Pull every "dasar" line out of the data below.

- _Information shown_
- - -
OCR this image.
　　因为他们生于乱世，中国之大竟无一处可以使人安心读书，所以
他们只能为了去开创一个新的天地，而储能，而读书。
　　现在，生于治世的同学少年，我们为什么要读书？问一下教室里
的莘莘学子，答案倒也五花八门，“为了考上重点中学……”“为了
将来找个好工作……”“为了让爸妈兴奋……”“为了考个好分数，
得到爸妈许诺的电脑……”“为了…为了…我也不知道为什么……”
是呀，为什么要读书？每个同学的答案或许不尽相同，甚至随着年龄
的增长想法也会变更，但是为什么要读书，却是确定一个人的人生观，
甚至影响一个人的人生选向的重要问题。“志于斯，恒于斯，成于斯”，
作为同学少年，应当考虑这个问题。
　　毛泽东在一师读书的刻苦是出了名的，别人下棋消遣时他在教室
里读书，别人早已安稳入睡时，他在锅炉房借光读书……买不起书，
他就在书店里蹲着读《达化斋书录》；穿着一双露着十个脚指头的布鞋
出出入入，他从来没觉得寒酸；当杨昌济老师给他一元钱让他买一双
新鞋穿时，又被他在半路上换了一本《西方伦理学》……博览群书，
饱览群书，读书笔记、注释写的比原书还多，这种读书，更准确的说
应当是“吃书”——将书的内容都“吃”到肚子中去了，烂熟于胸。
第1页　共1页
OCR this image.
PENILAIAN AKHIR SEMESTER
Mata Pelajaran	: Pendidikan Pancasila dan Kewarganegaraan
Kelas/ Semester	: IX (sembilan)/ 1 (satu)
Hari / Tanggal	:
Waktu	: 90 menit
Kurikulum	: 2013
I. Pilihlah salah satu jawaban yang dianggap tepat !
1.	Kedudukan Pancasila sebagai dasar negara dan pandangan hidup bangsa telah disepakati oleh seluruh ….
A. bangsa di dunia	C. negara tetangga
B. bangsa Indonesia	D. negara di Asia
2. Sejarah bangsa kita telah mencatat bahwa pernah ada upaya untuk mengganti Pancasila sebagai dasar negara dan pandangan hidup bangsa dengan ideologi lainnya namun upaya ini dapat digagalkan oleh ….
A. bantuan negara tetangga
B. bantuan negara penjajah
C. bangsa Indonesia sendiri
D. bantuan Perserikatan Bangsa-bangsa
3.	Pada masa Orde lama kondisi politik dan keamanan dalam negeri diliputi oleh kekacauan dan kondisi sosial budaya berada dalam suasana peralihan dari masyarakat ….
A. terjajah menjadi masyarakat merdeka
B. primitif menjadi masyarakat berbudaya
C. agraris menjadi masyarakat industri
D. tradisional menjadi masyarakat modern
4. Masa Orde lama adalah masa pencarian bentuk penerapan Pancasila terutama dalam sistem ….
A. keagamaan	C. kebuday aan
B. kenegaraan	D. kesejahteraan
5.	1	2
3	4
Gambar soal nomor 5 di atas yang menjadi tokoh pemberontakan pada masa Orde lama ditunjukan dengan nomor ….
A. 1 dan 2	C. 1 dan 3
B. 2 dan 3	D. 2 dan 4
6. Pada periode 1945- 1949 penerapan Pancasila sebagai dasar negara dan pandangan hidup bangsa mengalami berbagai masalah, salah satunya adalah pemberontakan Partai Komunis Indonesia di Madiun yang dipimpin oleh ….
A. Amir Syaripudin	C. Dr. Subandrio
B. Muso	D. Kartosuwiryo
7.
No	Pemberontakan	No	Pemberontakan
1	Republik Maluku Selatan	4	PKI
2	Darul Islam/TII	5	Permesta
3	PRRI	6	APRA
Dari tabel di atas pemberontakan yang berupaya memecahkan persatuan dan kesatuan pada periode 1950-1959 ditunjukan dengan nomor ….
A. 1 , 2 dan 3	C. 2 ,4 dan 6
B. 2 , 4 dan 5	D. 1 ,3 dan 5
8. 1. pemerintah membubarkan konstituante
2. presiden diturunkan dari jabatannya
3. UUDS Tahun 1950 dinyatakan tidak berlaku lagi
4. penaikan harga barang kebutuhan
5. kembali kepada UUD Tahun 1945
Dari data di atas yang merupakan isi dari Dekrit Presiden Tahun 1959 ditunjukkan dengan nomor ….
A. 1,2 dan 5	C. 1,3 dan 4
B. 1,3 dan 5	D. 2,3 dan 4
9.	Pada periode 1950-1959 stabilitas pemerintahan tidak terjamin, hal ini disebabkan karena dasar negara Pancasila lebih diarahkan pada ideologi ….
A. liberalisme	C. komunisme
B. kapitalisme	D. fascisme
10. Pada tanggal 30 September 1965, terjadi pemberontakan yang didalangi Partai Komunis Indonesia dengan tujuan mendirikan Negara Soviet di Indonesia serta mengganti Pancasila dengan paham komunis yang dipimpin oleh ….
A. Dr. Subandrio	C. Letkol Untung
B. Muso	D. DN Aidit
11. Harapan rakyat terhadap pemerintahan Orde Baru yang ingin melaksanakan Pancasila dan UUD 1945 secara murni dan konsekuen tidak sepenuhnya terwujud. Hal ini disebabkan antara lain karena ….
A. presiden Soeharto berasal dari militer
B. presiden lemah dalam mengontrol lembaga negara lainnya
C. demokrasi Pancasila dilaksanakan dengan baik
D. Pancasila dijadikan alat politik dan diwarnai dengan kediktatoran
- - -
- _Output of the task_
1.	Kedudukan Pancasila sebagai dasar negara dan pandangan hidup bangsa telah disepakati oleh seluruh ….
2. Sejarah bangsa kita telah mencatat bahwa pernah ada upaya untuk mengganti Pancasila sebagai dasar negara dan pandangan hidup bangsa dengan ideologi lainnya namun upaya ini dapat digagalkan oleh ….
6. Pada periode 1945- 1949 penerapan Pancasila sebagai dasar negara dan pandangan hidup bangsa mengalami berbagai masalah, salah satunya adalah pemberontakan Partai Komunis Indonesia di Madiun yang dipimpin oleh ….
9.	Pada periode 1950-1959 stabilitas pemerintahan tidak terjamin, hal ini disebabkan karena dasar negara Pancasila lebih diarahkan pada ideologi ….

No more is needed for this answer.